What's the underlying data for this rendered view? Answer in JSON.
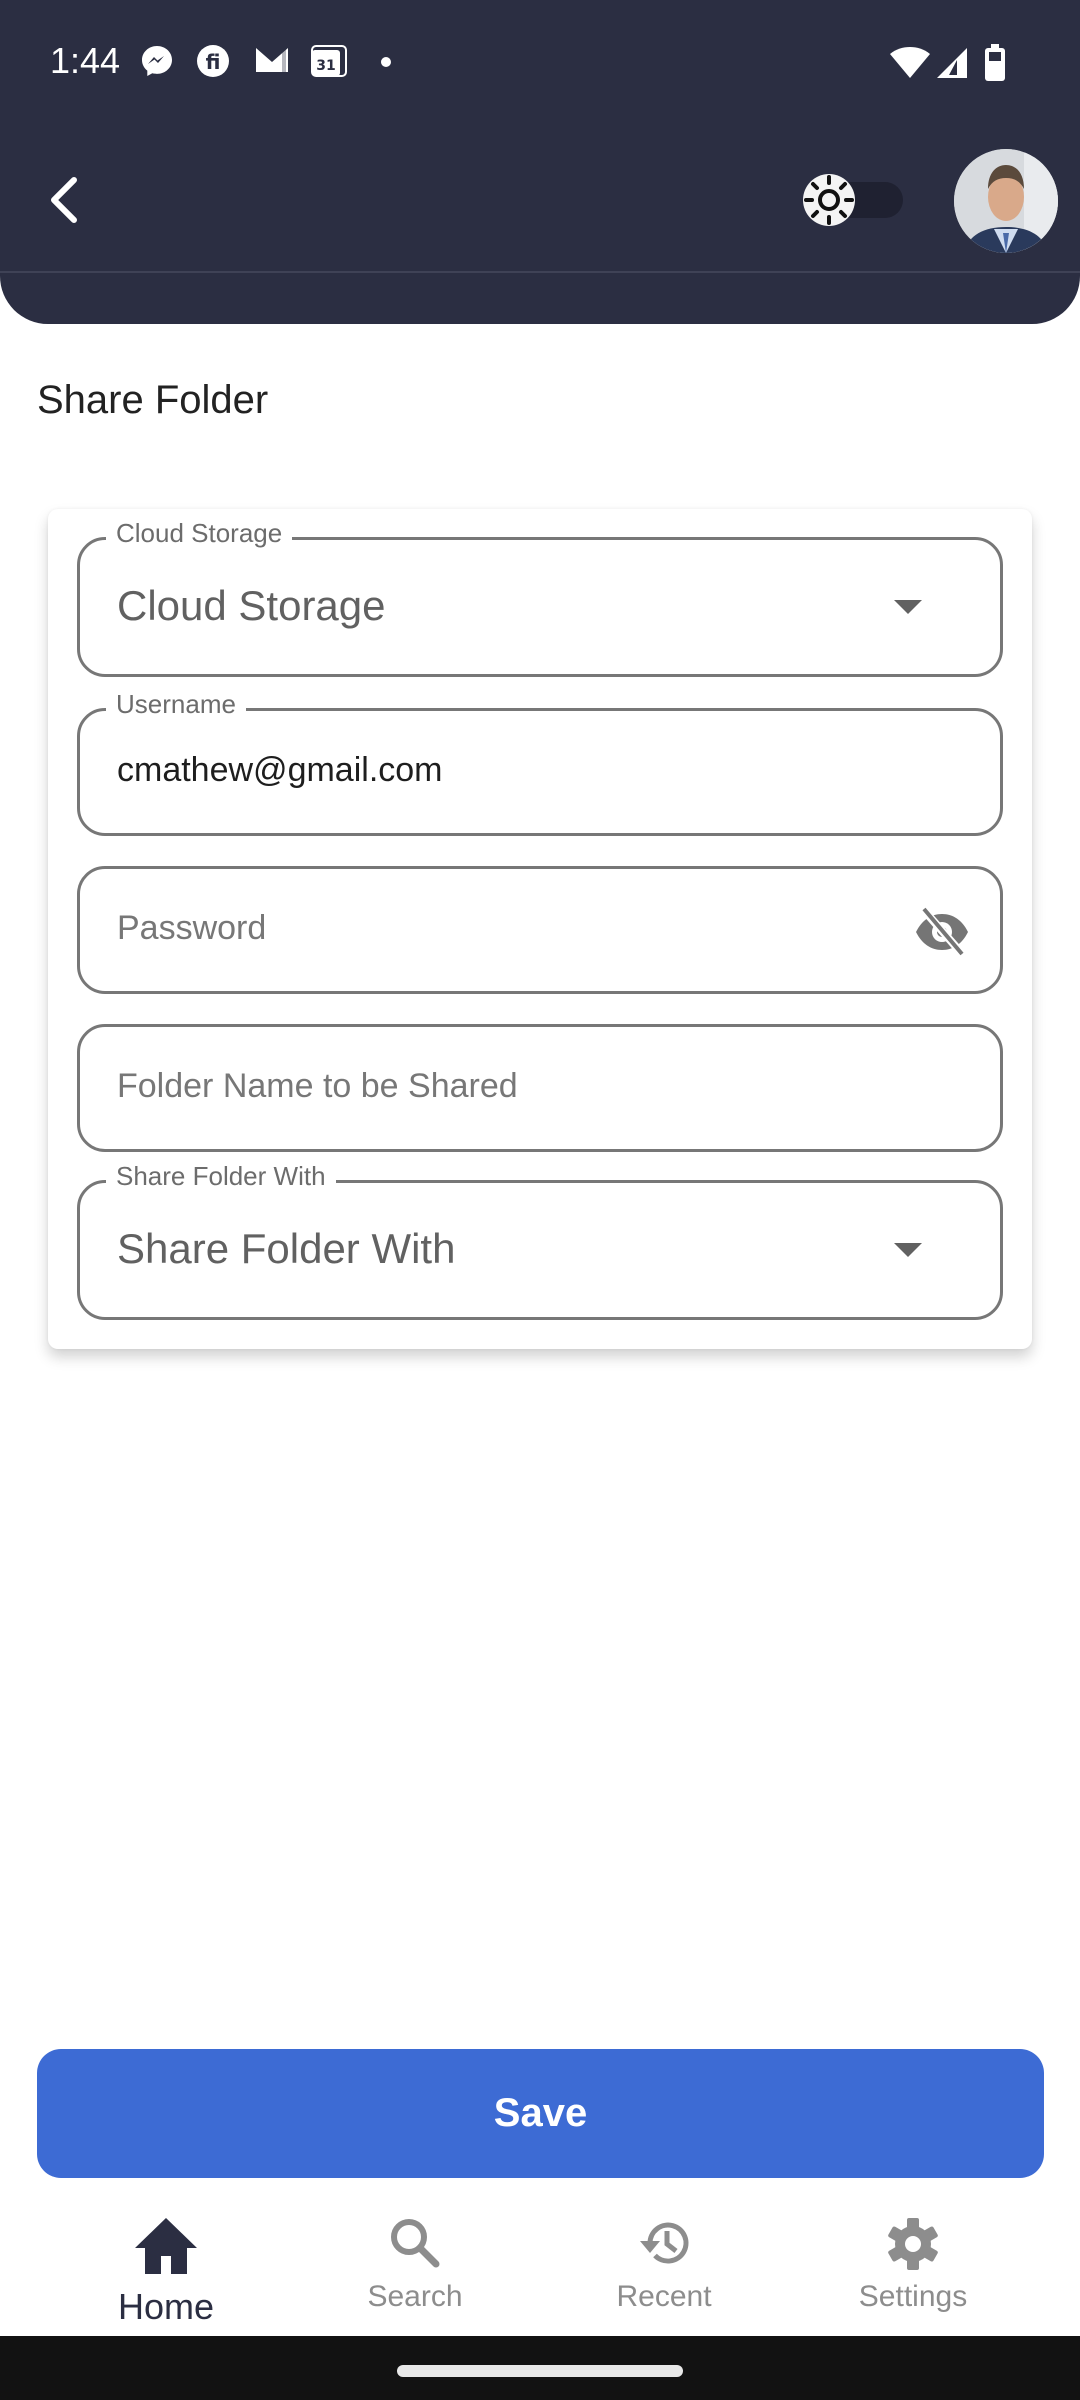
{
  "status_bar": {
    "time": "1:44",
    "notification_icons": [
      "messenger-icon",
      "fi-app-icon",
      "gmail-icon",
      "calendar-icon",
      "more-dot-icon"
    ],
    "calendar_day": "31",
    "system_icons": [
      "wifi-icon",
      "cellular-signal-icon",
      "battery-icon"
    ]
  },
  "header": {
    "back_icon": "chevron-left-icon",
    "theme_toggle": {
      "icon": "sun-icon",
      "state": "off"
    },
    "avatar": "user-avatar"
  },
  "page": {
    "title": "Share Folder"
  },
  "form": {
    "cloud_storage": {
      "label": "Cloud Storage",
      "value": "Cloud Storage",
      "icon": "dropdown-caret-icon"
    },
    "username": {
      "label": "Username",
      "value": "cmathew@gmail.com"
    },
    "password": {
      "placeholder": "Password",
      "value": "",
      "icon": "visibility-off-icon"
    },
    "folder_name": {
      "placeholder": "Folder Name to be Shared",
      "value": ""
    },
    "share_with": {
      "label": "Share Folder With",
      "value": "Share Folder With",
      "icon": "dropdown-caret-icon"
    }
  },
  "actions": {
    "save_label": "Save",
    "save_color": "#3d6bd4"
  },
  "bottom_nav": {
    "items": [
      {
        "label": "Home",
        "icon": "home-icon",
        "active": true
      },
      {
        "label": "Search",
        "icon": "search-icon",
        "active": false
      },
      {
        "label": "Recent",
        "icon": "history-icon",
        "active": false
      },
      {
        "label": "Settings",
        "icon": "gear-icon",
        "active": false
      }
    ]
  },
  "colors": {
    "header_bg": "#2b2e42",
    "accent": "#3d6bd4",
    "nav_active": "#2b2e42",
    "nav_inactive": "#8d8d8d"
  }
}
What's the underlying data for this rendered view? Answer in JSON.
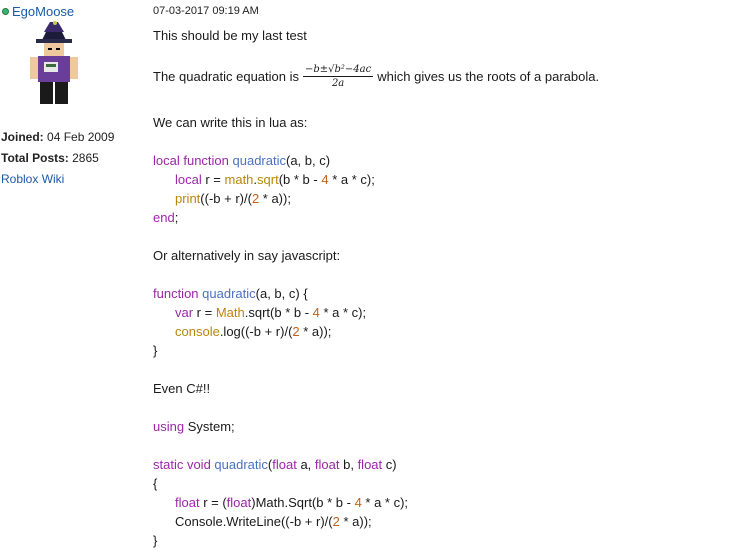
{
  "sidebar": {
    "username": "EgoMoose",
    "joined_label": "Joined:",
    "joined_value": "04 Feb 2009",
    "posts_label": "Total Posts:",
    "posts_value": "2865",
    "wiki_link": "Roblox Wiki"
  },
  "post": {
    "timestamp": "07-03-2017 09:19 AM",
    "line1": "This should be my last test",
    "formula_prefix": "The quadratic equation is",
    "formula_numerator": "−b±√b²−4ac",
    "formula_denominator": "2a",
    "formula_suffix": "which gives us the roots of a parabola.",
    "line_lua_intro": "We can write this in lua as:",
    "line_js_intro": "Or alternatively in say javascript:",
    "line_cs_intro": "Even C#!!"
  },
  "code": {
    "lua": [
      [
        "local function ",
        "quadratic",
        "(a, b, c)"
      ],
      [
        "local",
        " r = ",
        "math",
        ".",
        "sqrt",
        "(b * b - ",
        "4",
        " * a * c);"
      ],
      [
        "print",
        "((-b + r)/(",
        "2",
        " * a));"
      ],
      [
        "end",
        ";"
      ]
    ],
    "js": [
      [
        "function ",
        "quadratic",
        "(a, b, c) {"
      ],
      [
        "var",
        " r = ",
        "Math",
        ".sqrt(b * b - ",
        "4",
        " * a * c);"
      ],
      [
        "console",
        ".log((-b + r)/(",
        "2",
        " * a));"
      ],
      [
        "}"
      ]
    ],
    "cs": [
      [
        "using",
        " System;"
      ],
      [
        "static void ",
        "quadratic",
        "(",
        "float",
        " a, ",
        "float",
        " b, ",
        "float",
        " c)"
      ],
      [
        "{"
      ],
      [
        "float",
        " r = (",
        "float",
        ")Math.Sqrt(b * b - ",
        "4",
        " * a * c);"
      ],
      [
        "Console.WriteLine((-b + r)/(",
        "2",
        " * a));"
      ],
      [
        "}"
      ]
    ]
  }
}
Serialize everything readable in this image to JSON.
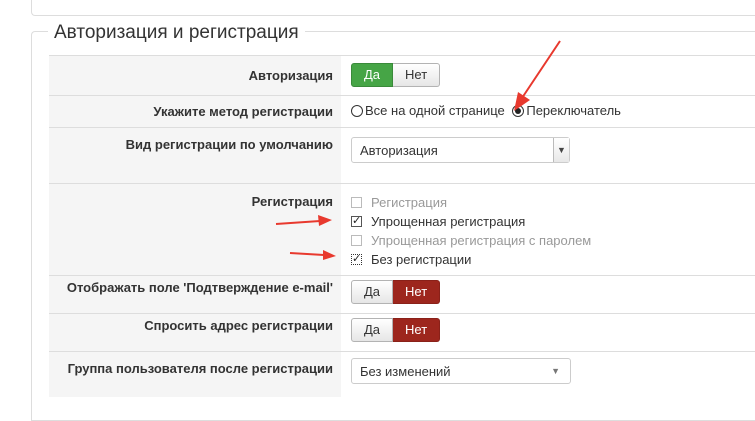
{
  "legend": "Авторизация и регистрация",
  "rows": {
    "auth": {
      "label": "Авторизация",
      "yes": "Да",
      "no": "Нет"
    },
    "method": {
      "label": "Укажите метод регистрации",
      "option1": "Все на одной странице",
      "option2": "Переключатель"
    },
    "default_view": {
      "label": "Вид регистрации по умолчанию",
      "value": "Авторизация"
    },
    "registration": {
      "label": "Регистрация",
      "items": [
        {
          "label": "Регистрация",
          "checked": false,
          "disabled": true
        },
        {
          "label": "Упрощенная регистрация",
          "checked": true,
          "disabled": false
        },
        {
          "label": "Упрощенная регистрация с паролем",
          "checked": false,
          "disabled": true
        },
        {
          "label": "Без регистрации",
          "checked": true,
          "disabled": false
        }
      ]
    },
    "confirm_email": {
      "label": "Отображать поле 'Подтверждение e-mail'",
      "yes": "Да",
      "no": "Нет"
    },
    "ask_address": {
      "label": "Спросить адрес регистрации",
      "yes": "Да",
      "no": "Нет"
    },
    "user_group": {
      "label": "Группа пользователя после регистрации",
      "value": "Без изменений"
    }
  },
  "colors": {
    "green": "#46a546",
    "red": "#9d261d",
    "arrow": "#e8392e"
  }
}
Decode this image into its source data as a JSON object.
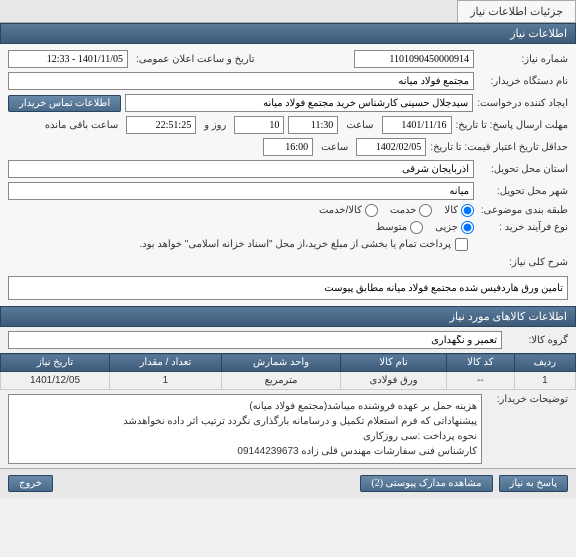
{
  "tabs": {
    "details": "جزئیات اطلاعات نیاز"
  },
  "section1": {
    "title": "اطلاعات نیاز"
  },
  "fields": {
    "request_no_label": "شماره نیاز:",
    "request_no": "1101090450000914",
    "public_date_label": "تاریخ و ساعت اعلان عمومی:",
    "public_date": "1401/11/05 - 12:33",
    "buyer_label": "نام دستگاه خریدار:",
    "buyer": "مجتمع فولاد میانه",
    "requester_label": "ایجاد کننده درخواست:",
    "requester": "سیدجلال حسینی کارشناس خرید مجتمع فولاد میانه",
    "contact_btn": "اطلاعات تماس خریدار",
    "deadline_label": "مهلت ارسال پاسخ: تا تاریخ:",
    "deadline_date": "1401/11/16",
    "time_label": "ساعت",
    "deadline_time": "11:30",
    "remaining_days": "10",
    "days_and_label": "روز و",
    "remaining_time": "22:51:25",
    "remaining_label": "ساعت باقی مانده",
    "validity_label": "حداقل تاریخ اعتبار قیمت: تا تاریخ:",
    "validity_date": "1402/02/05",
    "validity_time": "16:00",
    "province_label": "استان محل تحویل:",
    "province": "آذربایجان شرقی",
    "city_label": "شهر محل تحویل:",
    "city": "میانه",
    "category_label": "طبقه بندی موضوعی:",
    "category_goods": "کالا",
    "category_service": "خدمت",
    "category_goods_service": "کالا/خدمت",
    "process_label": "نوع فرآیند خرید :",
    "process_partial": "جزیی",
    "process_medium": "متوسط",
    "payment_note": "پرداخت تمام یا بخشی از مبلغ خرید،از محل \"اسناد خزانه اسلامی\" خواهد بود.",
    "summary_label": "شرح کلی نیاز:",
    "summary": "تامین ورق هاردفیس شده مجتمع فولاد میانه مطابق پیوست"
  },
  "section2": {
    "title": "اطلاعات کالاهای مورد نیاز"
  },
  "group": {
    "label": "گروه کالا:",
    "value": "تعمیر و نگهداری"
  },
  "table": {
    "headers": {
      "row": "ردیف",
      "code": "کد کالا",
      "name": "نام کالا",
      "unit": "واحد شمارش",
      "qty": "تعداد / مقدار",
      "date": "تاریخ نیاز"
    },
    "rows": [
      {
        "row": "1",
        "code": "--",
        "name": "ورق فولادی",
        "unit": "مترمربع",
        "qty": "1",
        "date": "1401/12/05"
      }
    ]
  },
  "notes": {
    "label": "توضیحات خریدار:",
    "line1": "هزینه حمل بر عهده فروشنده میباشد(مجتمع فولاد میانه)",
    "line2": "پیشنهاداتی که فرم استعلام تکمیل و درسامانه بارگذاری نگردد ترتیب اثر داده نخواهدشد",
    "line3": "نحوه پرداخت :سی روزکاری",
    "line4": "کارشناس فنی سفارشات مهندس قلی زاده 09144239673"
  },
  "footer": {
    "respond": "پاسخ به نیاز",
    "attachments": "مشاهده مدارک پیوستی (2)",
    "exit": "خروج"
  }
}
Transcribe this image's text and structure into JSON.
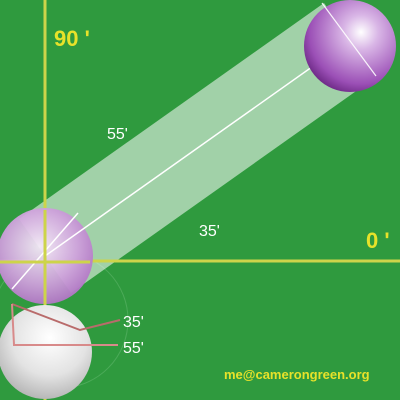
{
  "labels": {
    "angle_90": "90 '",
    "angle_0": "0 '",
    "path_angle_55": "55'",
    "path_angle_35": "35'",
    "cut_angle_35": "35'",
    "cut_angle_55": "55'",
    "credit": "me@camerongreen.org"
  },
  "colors": {
    "table": "#2f9a3e",
    "axis": "#cdd44a",
    "axis_text": "#e7e22a",
    "path_band": "#ffffff",
    "path_line": "#ffffff",
    "object_ball": "#8a3aa3",
    "cue_ball": "#dddddd",
    "angle_line": "#c98080"
  }
}
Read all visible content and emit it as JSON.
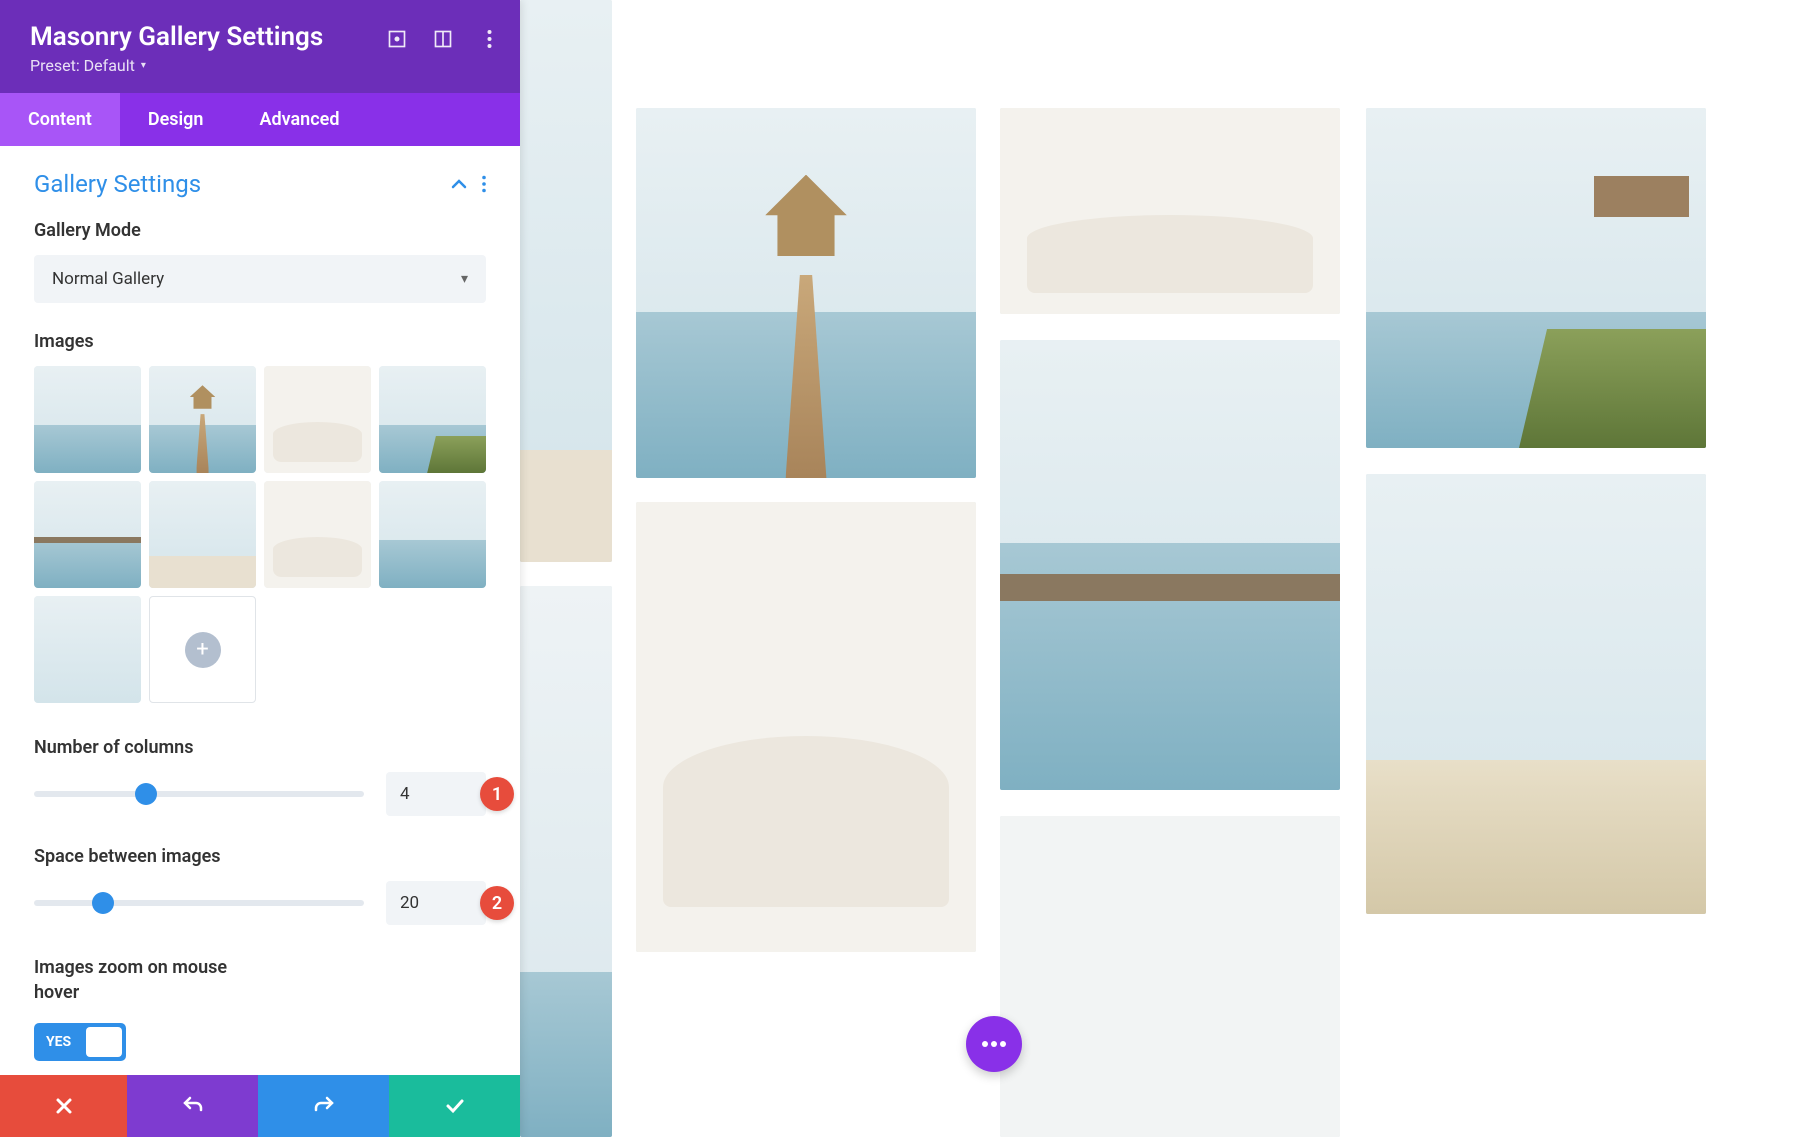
{
  "header": {
    "title": "Masonry Gallery Settings",
    "preset_label": "Preset: Default"
  },
  "tabs": {
    "content": "Content",
    "design": "Design",
    "advanced": "Advanced"
  },
  "section": {
    "title": "Gallery Settings"
  },
  "gallery_mode": {
    "label": "Gallery Mode",
    "value": "Normal Gallery"
  },
  "images": {
    "label": "Images"
  },
  "num_columns": {
    "label": "Number of columns",
    "value": "4",
    "percent": 34,
    "badge": "1"
  },
  "space": {
    "label": "Space between images",
    "value": "20",
    "percent": 21,
    "badge": "2"
  },
  "zoom": {
    "label": "Images zoom on mouse hover",
    "toggle_text": "YES"
  }
}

Aim of the exercise - Retype exactly the lines from the one containing "Transcribe this image's" through the last line of the records above, both included, and leave out any pictures.

In response -
Transcribe this image's text and structure into JSON.
{
  "labels": {
    "angle_90": "90 '",
    "angle_0": "0 '",
    "path_angle_55": "55'",
    "path_angle_35": "35'",
    "cut_angle_35": "35'",
    "cut_angle_55": "55'",
    "credit": "me@camerongreen.org"
  },
  "colors": {
    "table": "#2f9a3e",
    "axis": "#cdd44a",
    "axis_text": "#e7e22a",
    "path_band": "#ffffff",
    "path_line": "#ffffff",
    "object_ball": "#8a3aa3",
    "cue_ball": "#dddddd",
    "angle_line": "#c98080"
  }
}
Read all visible content and emit it as JSON.
{
  "header": {
    "title": "Masonry Gallery Settings",
    "preset_label": "Preset: Default"
  },
  "tabs": {
    "content": "Content",
    "design": "Design",
    "advanced": "Advanced"
  },
  "section": {
    "title": "Gallery Settings"
  },
  "gallery_mode": {
    "label": "Gallery Mode",
    "value": "Normal Gallery"
  },
  "images": {
    "label": "Images"
  },
  "num_columns": {
    "label": "Number of columns",
    "value": "4",
    "percent": 34,
    "badge": "1"
  },
  "space": {
    "label": "Space between images",
    "value": "20",
    "percent": 21,
    "badge": "2"
  },
  "zoom": {
    "label": "Images zoom on mouse hover",
    "toggle_text": "YES"
  }
}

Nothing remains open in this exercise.